Description of the task
A word-for-word repeat of the records below is what this calls for.
===== Given data =====
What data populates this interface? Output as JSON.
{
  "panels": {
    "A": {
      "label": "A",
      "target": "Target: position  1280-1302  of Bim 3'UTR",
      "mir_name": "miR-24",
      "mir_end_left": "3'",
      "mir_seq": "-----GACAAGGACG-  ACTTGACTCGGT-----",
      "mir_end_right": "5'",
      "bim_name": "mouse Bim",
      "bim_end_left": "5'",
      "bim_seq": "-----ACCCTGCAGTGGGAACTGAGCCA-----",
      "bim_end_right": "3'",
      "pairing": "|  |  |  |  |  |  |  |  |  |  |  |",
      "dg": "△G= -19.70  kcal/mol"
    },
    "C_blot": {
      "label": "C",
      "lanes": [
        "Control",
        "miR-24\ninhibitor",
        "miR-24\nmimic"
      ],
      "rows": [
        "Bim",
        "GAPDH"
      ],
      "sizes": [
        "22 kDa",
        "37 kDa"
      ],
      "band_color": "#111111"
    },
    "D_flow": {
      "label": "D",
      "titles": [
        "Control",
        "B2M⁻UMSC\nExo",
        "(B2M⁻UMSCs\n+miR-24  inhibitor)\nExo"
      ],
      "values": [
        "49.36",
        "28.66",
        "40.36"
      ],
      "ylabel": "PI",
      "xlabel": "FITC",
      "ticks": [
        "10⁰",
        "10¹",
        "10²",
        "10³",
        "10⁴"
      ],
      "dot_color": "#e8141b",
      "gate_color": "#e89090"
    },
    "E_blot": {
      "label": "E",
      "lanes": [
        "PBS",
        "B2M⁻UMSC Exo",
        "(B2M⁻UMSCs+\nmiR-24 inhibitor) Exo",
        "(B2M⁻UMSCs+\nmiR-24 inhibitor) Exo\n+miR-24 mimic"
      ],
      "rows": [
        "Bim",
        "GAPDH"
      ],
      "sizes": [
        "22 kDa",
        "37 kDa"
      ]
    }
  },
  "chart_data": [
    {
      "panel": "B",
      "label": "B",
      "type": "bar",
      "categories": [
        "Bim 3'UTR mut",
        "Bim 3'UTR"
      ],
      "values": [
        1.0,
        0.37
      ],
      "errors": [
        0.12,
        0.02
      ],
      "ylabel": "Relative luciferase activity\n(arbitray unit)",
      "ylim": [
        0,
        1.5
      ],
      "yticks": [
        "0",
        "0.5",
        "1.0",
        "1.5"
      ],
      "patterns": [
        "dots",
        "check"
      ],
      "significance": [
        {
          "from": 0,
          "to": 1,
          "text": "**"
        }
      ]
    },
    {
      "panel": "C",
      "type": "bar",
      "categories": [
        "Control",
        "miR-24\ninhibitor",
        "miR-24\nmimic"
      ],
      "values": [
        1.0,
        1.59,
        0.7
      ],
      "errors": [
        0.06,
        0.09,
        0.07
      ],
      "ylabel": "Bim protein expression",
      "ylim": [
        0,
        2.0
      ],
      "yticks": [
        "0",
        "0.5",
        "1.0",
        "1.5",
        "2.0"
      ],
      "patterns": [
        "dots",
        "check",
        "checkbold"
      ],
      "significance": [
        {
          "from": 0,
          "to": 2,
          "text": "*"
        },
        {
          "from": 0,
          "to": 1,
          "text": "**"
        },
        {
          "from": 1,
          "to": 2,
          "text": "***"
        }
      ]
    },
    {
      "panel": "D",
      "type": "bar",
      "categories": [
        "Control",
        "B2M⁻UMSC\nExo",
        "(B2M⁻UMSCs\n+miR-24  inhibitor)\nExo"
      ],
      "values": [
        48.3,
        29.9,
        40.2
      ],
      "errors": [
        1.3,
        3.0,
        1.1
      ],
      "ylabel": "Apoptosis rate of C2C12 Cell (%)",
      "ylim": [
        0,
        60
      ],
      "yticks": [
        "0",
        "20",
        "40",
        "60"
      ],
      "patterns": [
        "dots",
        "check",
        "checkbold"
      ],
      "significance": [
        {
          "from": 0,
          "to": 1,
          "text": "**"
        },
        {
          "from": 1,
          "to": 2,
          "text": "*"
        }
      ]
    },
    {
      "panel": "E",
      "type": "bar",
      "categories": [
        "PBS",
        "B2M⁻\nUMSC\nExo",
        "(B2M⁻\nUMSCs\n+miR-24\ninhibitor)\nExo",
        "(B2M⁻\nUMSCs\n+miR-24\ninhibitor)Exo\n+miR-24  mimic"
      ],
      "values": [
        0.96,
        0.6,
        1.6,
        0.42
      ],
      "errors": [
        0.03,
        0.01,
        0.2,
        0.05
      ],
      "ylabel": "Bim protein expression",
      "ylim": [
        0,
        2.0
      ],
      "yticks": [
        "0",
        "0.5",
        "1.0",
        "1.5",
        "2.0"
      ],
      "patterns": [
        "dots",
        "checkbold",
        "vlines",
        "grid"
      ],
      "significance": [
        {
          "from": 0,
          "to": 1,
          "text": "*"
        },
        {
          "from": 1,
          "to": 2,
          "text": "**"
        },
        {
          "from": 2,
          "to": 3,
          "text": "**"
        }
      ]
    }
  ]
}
=====
Exercise answer
What data populates this interface? Output as JSON.
{
  "panels": {
    "A": {
      "label": "A",
      "target": "Target: position  1280-1302  of Bim 3'UTR",
      "mir_name": "miR-24",
      "mir_end_left": "3'",
      "mir_seq": "-----GACAAGGACG-  ACTTGACTCGGT-----",
      "mir_end_right": "5'",
      "bim_name": "mouse Bim",
      "bim_end_left": "5'",
      "bim_seq": "-----ACCCTGCAGTGGGAACTGAGCCA-----",
      "bim_end_right": "3'",
      "pairing": "|  |  |  |  |  |  |  |  |  |  |  |",
      "dg": "△G= -19.70  kcal/mol"
    },
    "C_blot": {
      "label": "C",
      "lanes": [
        "Control",
        "miR-24\ninhibitor",
        "miR-24\nmimic"
      ],
      "rows": [
        "Bim",
        "GAPDH"
      ],
      "sizes": [
        "22 kDa",
        "37 kDa"
      ],
      "band_color": "#111111"
    },
    "D_flow": {
      "label": "D",
      "titles": [
        "Control",
        "B2M⁻UMSC\nExo",
        "(B2M⁻UMSCs\n+miR-24  inhibitor)\nExo"
      ],
      "values": [
        "49.36",
        "28.66",
        "40.36"
      ],
      "ylabel": "PI",
      "xlabel": "FITC",
      "ticks": [
        "10⁰",
        "10¹",
        "10²",
        "10³",
        "10⁴"
      ],
      "dot_color": "#e8141b",
      "gate_color": "#e89090"
    },
    "E_blot": {
      "label": "E",
      "lanes": [
        "PBS",
        "B2M⁻UMSC Exo",
        "(B2M⁻UMSCs+\nmiR-24 inhibitor) Exo",
        "(B2M⁻UMSCs+\nmiR-24 inhibitor) Exo\n+miR-24 mimic"
      ],
      "rows": [
        "Bim",
        "GAPDH"
      ],
      "sizes": [
        "22 kDa",
        "37 kDa"
      ]
    }
  },
  "chart_data": [
    {
      "panel": "B",
      "label": "B",
      "type": "bar",
      "categories": [
        "Bim 3'UTR mut",
        "Bim 3'UTR"
      ],
      "values": [
        1.0,
        0.37
      ],
      "errors": [
        0.12,
        0.02
      ],
      "ylabel": "Relative luciferase activity\n(arbitray unit)",
      "ylim": [
        0,
        1.5
      ],
      "yticks": [
        "0",
        "0.5",
        "1.0",
        "1.5"
      ],
      "patterns": [
        "dots",
        "check"
      ],
      "significance": [
        {
          "from": 0,
          "to": 1,
          "text": "**"
        }
      ]
    },
    {
      "panel": "C",
      "type": "bar",
      "categories": [
        "Control",
        "miR-24\ninhibitor",
        "miR-24\nmimic"
      ],
      "values": [
        1.0,
        1.59,
        0.7
      ],
      "errors": [
        0.06,
        0.09,
        0.07
      ],
      "ylabel": "Bim protein expression",
      "ylim": [
        0,
        2.0
      ],
      "yticks": [
        "0",
        "0.5",
        "1.0",
        "1.5",
        "2.0"
      ],
      "patterns": [
        "dots",
        "check",
        "checkbold"
      ],
      "significance": [
        {
          "from": 0,
          "to": 2,
          "text": "*"
        },
        {
          "from": 0,
          "to": 1,
          "text": "**"
        },
        {
          "from": 1,
          "to": 2,
          "text": "***"
        }
      ]
    },
    {
      "panel": "D",
      "type": "bar",
      "categories": [
        "Control",
        "B2M⁻UMSC\nExo",
        "(B2M⁻UMSCs\n+miR-24  inhibitor)\nExo"
      ],
      "values": [
        48.3,
        29.9,
        40.2
      ],
      "errors": [
        1.3,
        3.0,
        1.1
      ],
      "ylabel": "Apoptosis rate of C2C12 Cell (%)",
      "ylim": [
        0,
        60
      ],
      "yticks": [
        "0",
        "20",
        "40",
        "60"
      ],
      "patterns": [
        "dots",
        "check",
        "checkbold"
      ],
      "significance": [
        {
          "from": 0,
          "to": 1,
          "text": "**"
        },
        {
          "from": 1,
          "to": 2,
          "text": "*"
        }
      ]
    },
    {
      "panel": "E",
      "type": "bar",
      "categories": [
        "PBS",
        "B2M⁻\nUMSC\nExo",
        "(B2M⁻\nUMSCs\n+miR-24\ninhibitor)\nExo",
        "(B2M⁻\nUMSCs\n+miR-24\ninhibitor)Exo\n+miR-24  mimic"
      ],
      "values": [
        0.96,
        0.6,
        1.6,
        0.42
      ],
      "errors": [
        0.03,
        0.01,
        0.2,
        0.05
      ],
      "ylabel": "Bim protein expression",
      "ylim": [
        0,
        2.0
      ],
      "yticks": [
        "0",
        "0.5",
        "1.0",
        "1.5",
        "2.0"
      ],
      "patterns": [
        "dots",
        "checkbold",
        "vlines",
        "grid"
      ],
      "significance": [
        {
          "from": 0,
          "to": 1,
          "text": "*"
        },
        {
          "from": 1,
          "to": 2,
          "text": "**"
        },
        {
          "from": 2,
          "to": 3,
          "text": "**"
        }
      ]
    }
  ]
}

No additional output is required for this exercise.